→ EXERCISE: Scan the entries for the string "page" and give the number of lines that have it, nothing further.

→ RECORDS SUPPLIED:
(begin)
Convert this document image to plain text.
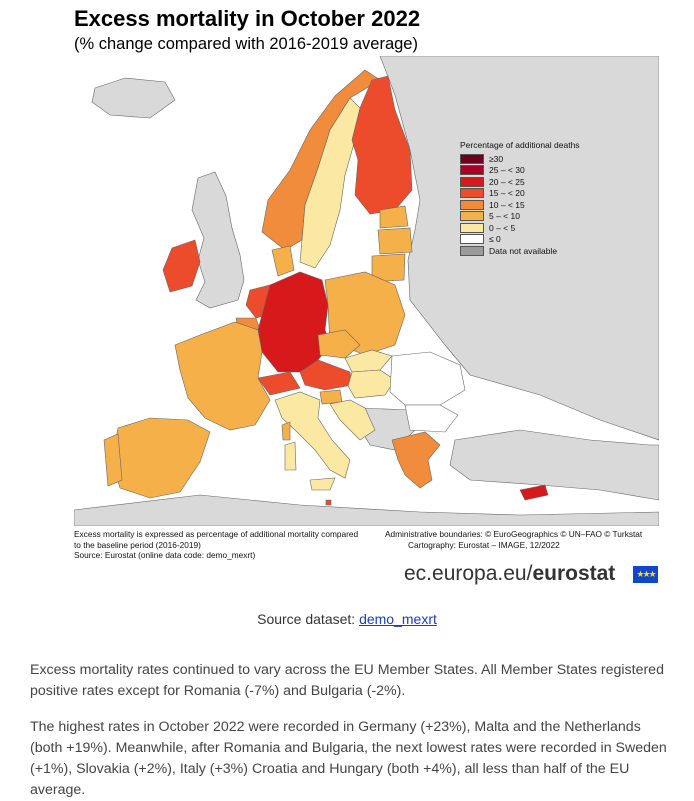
Excess mortality in October 2022
(% change compared with 2016-2019 average)
Percentage of additional deaths
≥30
25 – < 30
20 – < 25
15 – < 20
10 – < 15
5 – < 10
0 – < 5
≤ 0
Data not available
Excess mortality is expressed as percentage of additional mortality compared
to the baseline period (2016-2019)
Source: Eurostat (online data code: demo_mexrt)
Administrative boundaries: © EuroGeographics © UN–FAO © Turkstat
Cartography: Eurostat – IMAGE, 12/2022
ec.europa.eu/eurostat ★★★
Source dataset: demo_mexrt

Excess mortality rates continued to vary across the EU Member States. All Member States registered positive rates except for Romania (-7%) and Bulgaria (-2%).

The highest rates in October 2022 were recorded in Germany (+23%), Malta and the Netherlands (both +19%). Meanwhile, after Romania and Bulgaria, the next lowest rates were recorded in Sweden (+1%), Slovakia (+2%), Italy (+3%) Croatia and Hungary (both +4%), all less than half of the EU average.
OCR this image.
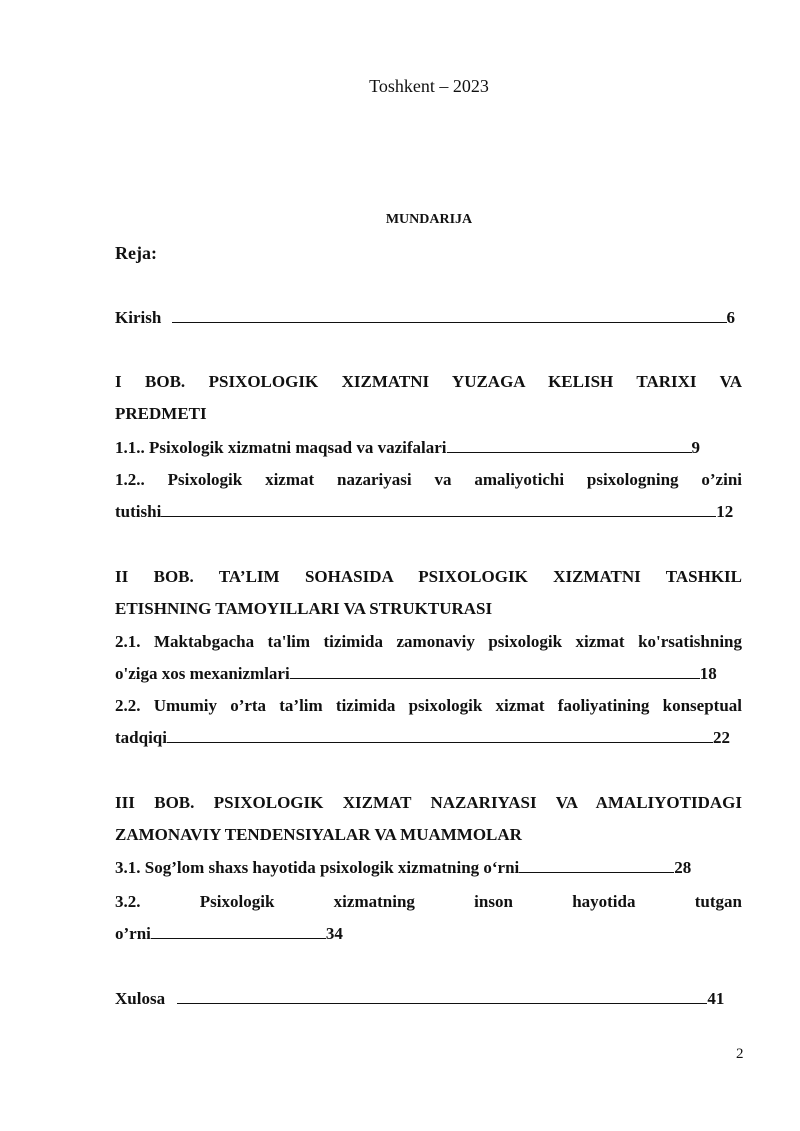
Toshkent – 2023
MUNDARIJA
Reja:
Kirish	6
I BOB. PSIXOLOGIK XIZMATNI YUZAGA KELISH TARIXI VA
PREDMETI
1.1.. Psixologik xizmatni maqsad va vazifalari	9
1.2.. Psixologik xizmat nazariyasi va amaliyotichi psixologning o’zini
tutishi	12
II BOB. TA’LIM SOHASIDA PSIXOLOGIK XIZMATNI TASHKIL
ETISHNING TAMOYILLARI VA STRUKTURASI
2.1. Maktabgacha ta'lim tizimida zamonaviy psixologik xizmat ko'rsatishning
o'ziga xos mexanizmlari	18
2.2. Umumiy o’rta ta’lim tizimida psixologik xizmat faoliyatining konseptual
tadqiqi	22
III BOB. PSIXOLOGIK XIZMAT NAZARIYASI VA AMALIYOTIDAGI
ZAMONAVIY TENDENSIYALAR VA MUAMMOLAR
3.1. Sog’lom shaxs hayotida psixologik xizmatning o‘rni	28
3.2. Psixologik xizmatning inson hayotida tutgan
o’rni	34
Xulosa	41
2
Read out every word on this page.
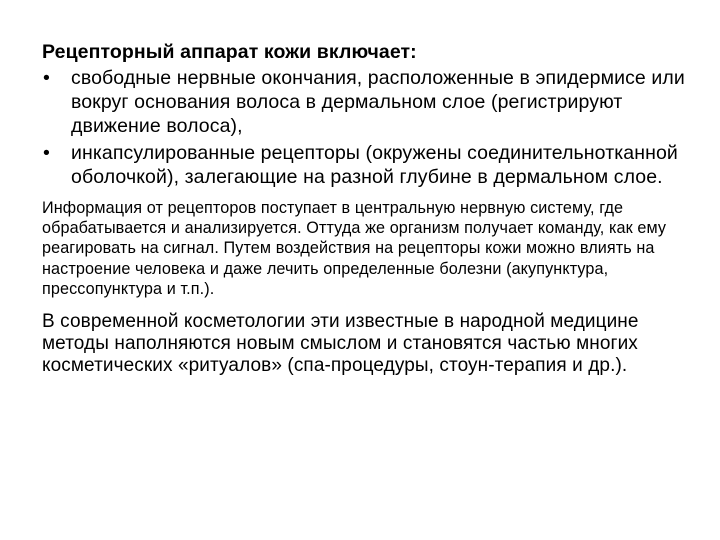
Рецепторный аппарат кожи включает:

• свободные нервные окончания, расположенные в эпидермисе или вокруг основания волоса в дермальном слое (регистрируют движение волоса),
• инкапсулированные рецепторы (окружены соединительнотканной оболочкой), залегающие на разной глубине в дермальном слое.

Информация от рецепторов поступает в центральную нервную систему, где обрабатывается и анализируется. Оттуда же организм получает команду, как ему реагировать на сигнал. Путем воздействия на рецепторы кожи можно влиять на настроение человека и даже лечить определенные болезни (акупунктура, прессопунктура и т.п.).

В современной косметологии эти известные в народной медицине методы наполняются новым смыслом и становятся частью многих косметических «ритуалов» (спа-процедуры, стоун-терапия и др.).
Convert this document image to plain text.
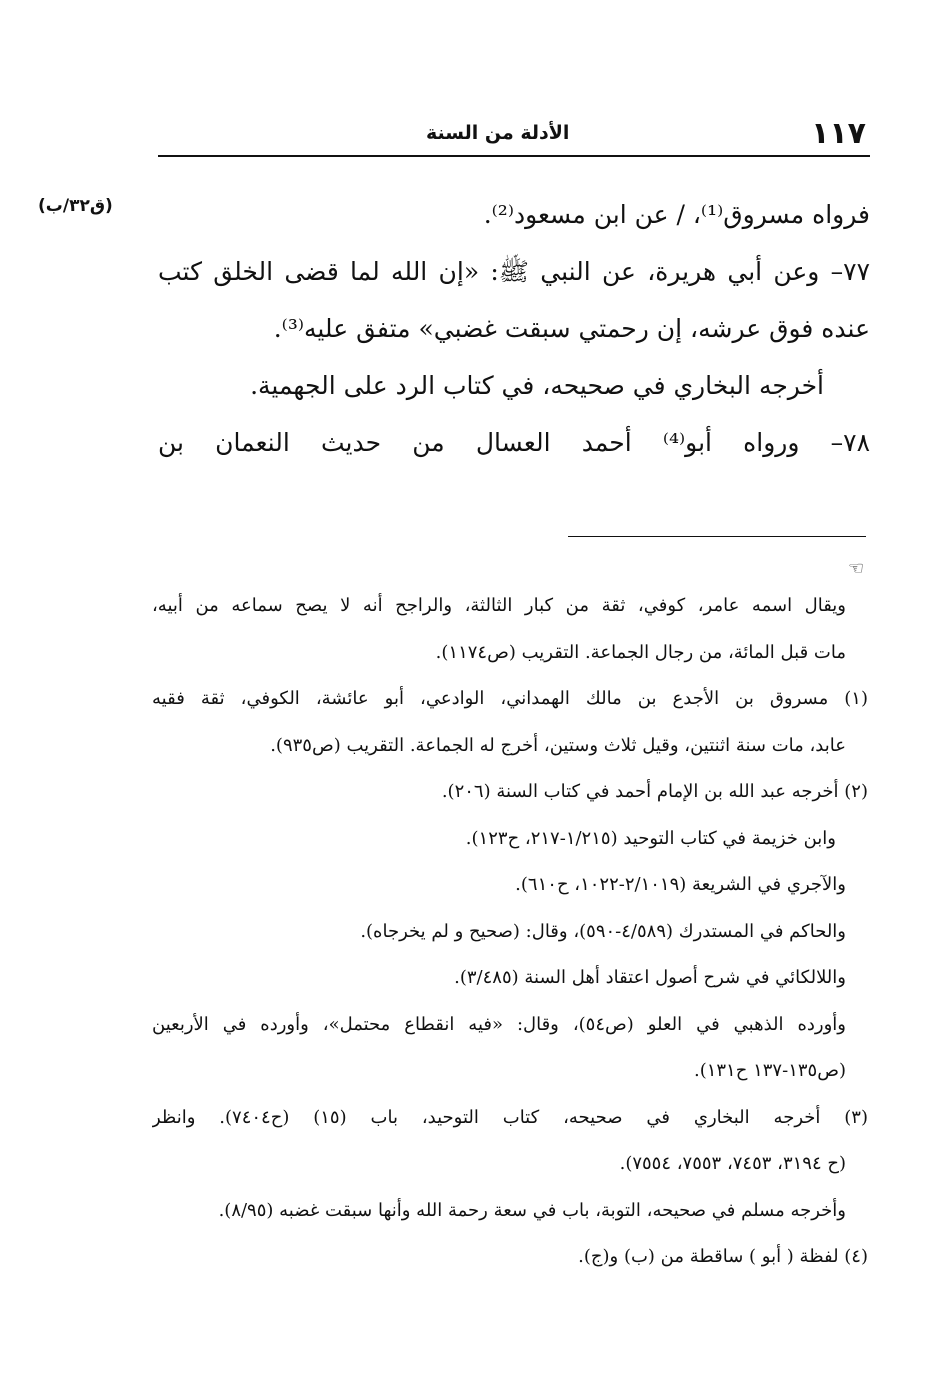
١١٧
الأدلة من السنة
(ق٣٢/ب)	فرواه مسروق⁽¹⁾، / عن ابن مسعود⁽²⁾.

٧٧– وعن أبي هريرة، عن النبي ﷺ: «إن الله لما قضى الخلق كتب

عنده فوق عرشه، إن رحمتي سبقت غضبي» متفق عليه⁽³⁾.

أخرجه البخاري في صحيحه، في كتاب الرد على الجهمية.

٧٨– ورواه أبو⁽⁴⁾ أحمد العسال من حديث النعمان بن

☜

ويقال اسمه عامر، كوفي، ثقة من كبار الثالثة، والراجح أنه لا يصح سماعه من أبيه،

مات قبل المائة، من رجال الجماعة. التقريب (ص١١٧٤).

(١) مسروق بن الأجدع بن مالك الهمداني، الوادعي، أبو عائشة، الكوفي، ثقة فقيه

عابد، مات سنة اثنتين، وقيل ثلاث وستين، أخرج له الجماعة. التقريب (ص٩٣٥).

(٢) أخرجه عبد الله بن الإمام أحمد في كتاب السنة (٢٠٦).

وابن خزيمة في كتاب التوحيد (١/٢١٥-٢١٧، ح١٢٣).

والآجري في الشريعة (٢/١٠١٩-١٠٢٢، ح٦١٠).

والحاكم في المستدرك (٤/٥٨٩-٥٩٠)، وقال: (صحيح و لم يخرجاه).

واللالكائي في شرح أصول اعتقاد أهل السنة (٣/٤٨٥).

وأورده الذهبي في العلو (ص٥٤)، وقال: «فيه انقطاع محتمل»، وأورده في الأربعين

(ص١٣٥-١٣٧ ح١٣١).

(٣) أخرجه البخاري في صحيحه، كتاب التوحيد، باب (١٥) (ح٧٤٠٤). وانظر

(ح ٣١٩٤، ٧٤٥٣، ٧٥٥٣، ٧٥٥٤).

وأخرجه مسلم في صحيحه، التوبة، باب في سعة رحمة الله وأنها سبقت غضبه (٨/٩٥).

(٤) لفظة ( أبو ) ساقطة من (ب) و(ج).
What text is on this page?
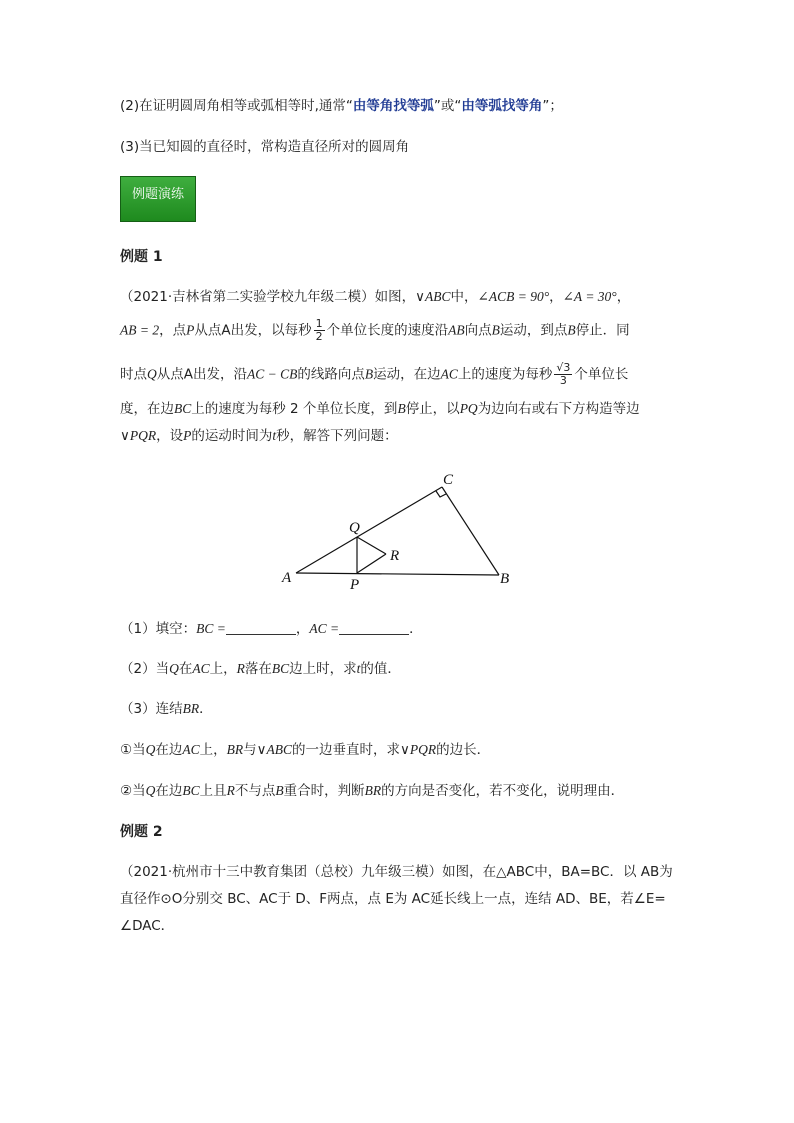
(2)在证明圆周角相等或弧相等时,通常“由等角找等弧”或“由等弧找等角”；
(3)当已知圆的直径时，常构造直径所对的圆周角
例题演练
例题 1
（2021·吉林省第二实验学校九年级二模）如图，∨ABC中，∠ACB = 90°，∠A = 30°，
AB = 2，点P从点A出发，以每秒 $\frac{1}{2}$ 个单位长度的速度沿AB向点B运动，到点B停止．同
时点Q从点A出发，沿AC − CB的线路向点B运动，在边AC上的速度为每秒 $\frac{√3}{3}$ 个单位长
度，在边BC上的速度为每秒 2 个单位长度，到B停止，以PQ为边向右或右下方构造等边
∨PQR，设P的运动时间为t秒，解答下列问题：
A	B
C
Q
R
P
（1）填空：BC =	，AC =	．
（2）当Q在AC上，R落在BC边上时，求t的值．
（3）连结BR．
①当Q在边AC上，BR与∨ABC的一边垂直时，求∨PQR的边长．
②当Q在边BC上且R不与点B重合时，判断BR的方向是否变化，若不变化，说明理由．
例题 2
（2021·杭州市十三中教育集团（总校）九年级三模）如图，在△ABC中，BA=BC．以 AB为
直径作⊙O分别交 BC、AC于 D、F两点，点 E为 AC延长线上一点，连结 AD、BE，若∠E=
∠DAC．
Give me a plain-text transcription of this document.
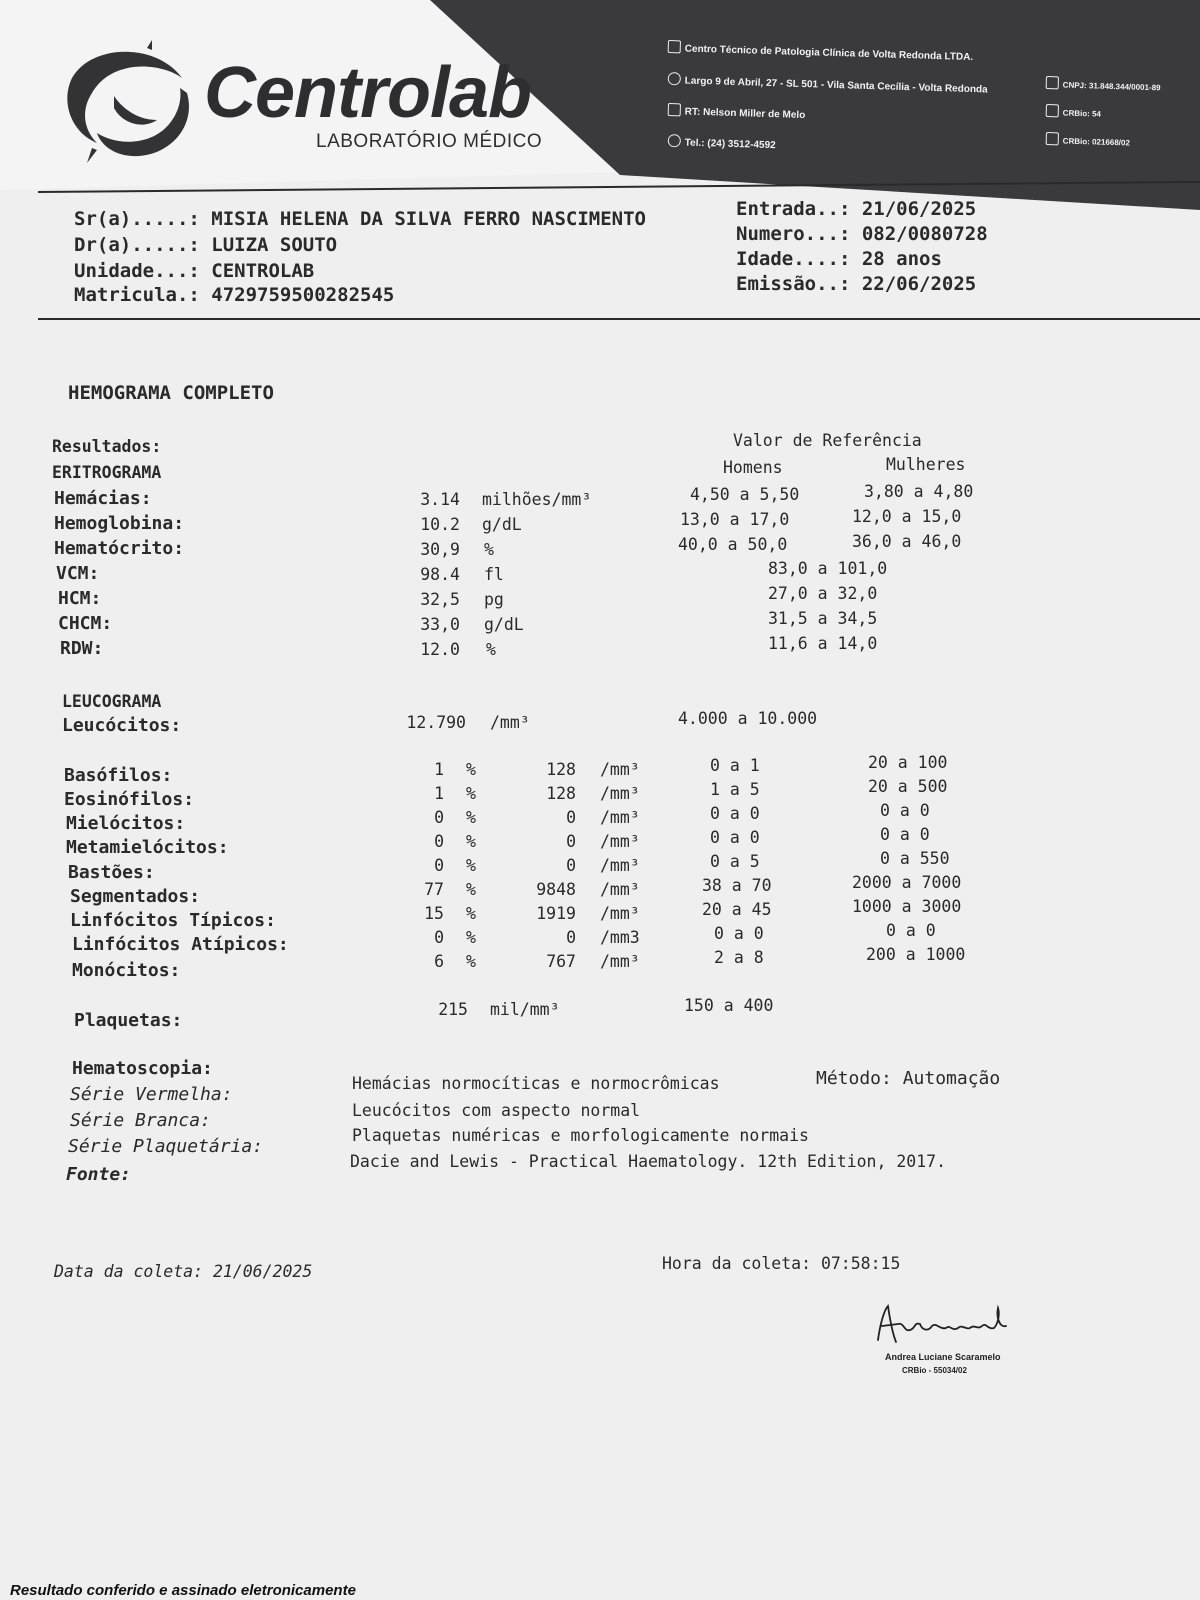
Centrolab
LABORATÓRIO MÉDICO
Centro Técnico de Patologia Clínica de Volta Redonda LTDA.
Largo 9 de Abril, 27 - SL 501 - Vila Santa Cecília - Volta Redonda
RT: Nelson Miller de Melo
Tel.: (24) 3512-4592
CNPJ: 31.848.344/0001-89
CRBio: 54
CRBio: 021668/02
Sr(a).....: MISIA HELENA DA SILVA FERRO NASCIMENTO
Dr(a).....: LUIZA SOUTO
Unidade...: CENTROLAB
Matricula.: 4729759500282545
Entrada..: 21/06/2025
Numero...: 082/0080728
Idade....: 28 anos
Emissão..: 22/06/2025
HEMOGRAMA COMPLETO
Resultados:	Valor de Referência
Homens	Mulheres
ERITROGRAMA
Hemácias:	3.14 milhões/mm³	4,50 a 5,50	3,80 a 4,80
Hemoglobina:	10.2 g/dL	13,0 a 17,0	12,0 a 15,0
Hematócrito:	30,9 %	40,0 a 50,0	36,0 a 46,0
VCM:	98.4 fl	83,0 a 101,0
HCM:	32,5 pg	27,0 a 32,0
CHCM:	33,0 g/dL	31,5 a 34,5
RDW:	12.0 %	11,6 a 14,0
LEUCOGRAMA
Leucócitos:	12.790 /mm³	4.000 a 10.000
Basófilos:	1 %	128 /mm³	0 a 1	20 a 100
Eosinófilos:	1 %	128 /mm³	1 a 5	20 a 500
Mielócitos:	0 %	0 /mm³	0 a 0	0 a 0
Metamielócitos:	0 %	0 /mm³	0 a 0	0 a 0
Bastões:	0 %	0 /mm³	0 a 5	0 a 550
Segmentados:	77 %	9848 /mm³	38 a 70	2000 a 7000
Linfócitos Típicos:	15 %	1919 /mm³	20 a 45	1000 a 3000
Linfócitos Atípicos:	0 %	0 /mm3	0 a 0	0 a 0
Monócitos:	6 %	767 /mm³	2 a 8	200 a 1000
Plaquetas:
215 mil/mm³	150 a 400
Hematoscopia:
Série Vermelha:
Hemácias normocíticas e normocrômicas	Método: Automação
Série Branca:	Leucócitos com aspecto normal
Série Plaquetária:
Plaquetas numéricas e morfologicamente normais
Fonte:
Dacie and Lewis - Practical Haematology. 12th Edition, 2017.
Data da coleta: 21/06/2025	Hora da coleta: 07:58:15
Andrea Luciane Scaramelo
CRBio - 55034/02
Resultado conferido e assinado eletronicamente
(end)
→ EXERCISE RESULT: 2